| Provided data |
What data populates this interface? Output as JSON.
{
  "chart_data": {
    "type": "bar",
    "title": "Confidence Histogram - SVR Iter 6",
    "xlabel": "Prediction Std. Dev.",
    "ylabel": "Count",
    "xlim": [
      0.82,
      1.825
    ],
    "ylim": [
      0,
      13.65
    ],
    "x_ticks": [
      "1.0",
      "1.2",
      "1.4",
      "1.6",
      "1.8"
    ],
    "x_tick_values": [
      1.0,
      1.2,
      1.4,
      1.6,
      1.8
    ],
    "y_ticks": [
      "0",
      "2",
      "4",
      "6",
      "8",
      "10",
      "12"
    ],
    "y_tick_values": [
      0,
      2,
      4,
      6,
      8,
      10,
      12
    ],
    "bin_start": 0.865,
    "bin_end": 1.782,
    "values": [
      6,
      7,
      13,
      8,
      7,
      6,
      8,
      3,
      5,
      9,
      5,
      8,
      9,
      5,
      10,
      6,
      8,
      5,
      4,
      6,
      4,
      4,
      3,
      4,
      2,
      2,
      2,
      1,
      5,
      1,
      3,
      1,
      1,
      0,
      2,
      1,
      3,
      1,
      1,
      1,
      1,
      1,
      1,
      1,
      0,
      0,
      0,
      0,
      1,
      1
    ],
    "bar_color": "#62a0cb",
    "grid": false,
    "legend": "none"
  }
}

| What this task involves |
Write out the full listing, keeping every line exactly as it is.

| Finished task |
What data populates this interface? Output as JSON.
{
  "chart_data": {
    "type": "bar",
    "title": "Confidence Histogram - SVR Iter 6",
    "xlabel": "Prediction Std. Dev.",
    "ylabel": "Count",
    "xlim": [
      0.82,
      1.825
    ],
    "ylim": [
      0,
      13.65
    ],
    "x_ticks": [
      "1.0",
      "1.2",
      "1.4",
      "1.6",
      "1.8"
    ],
    "x_tick_values": [
      1.0,
      1.2,
      1.4,
      1.6,
      1.8
    ],
    "y_ticks": [
      "0",
      "2",
      "4",
      "6",
      "8",
      "10",
      "12"
    ],
    "y_tick_values": [
      0,
      2,
      4,
      6,
      8,
      10,
      12
    ],
    "bin_start": 0.865,
    "bin_end": 1.782,
    "values": [
      6,
      7,
      13,
      8,
      7,
      6,
      8,
      3,
      5,
      9,
      5,
      8,
      9,
      5,
      10,
      6,
      8,
      5,
      4,
      6,
      4,
      4,
      3,
      4,
      2,
      2,
      2,
      1,
      5,
      1,
      3,
      1,
      1,
      0,
      2,
      1,
      3,
      1,
      1,
      1,
      1,
      1,
      1,
      1,
      0,
      0,
      0,
      0,
      1,
      1
    ],
    "bar_color": "#62a0cb",
    "grid": false,
    "legend": "none"
  }
}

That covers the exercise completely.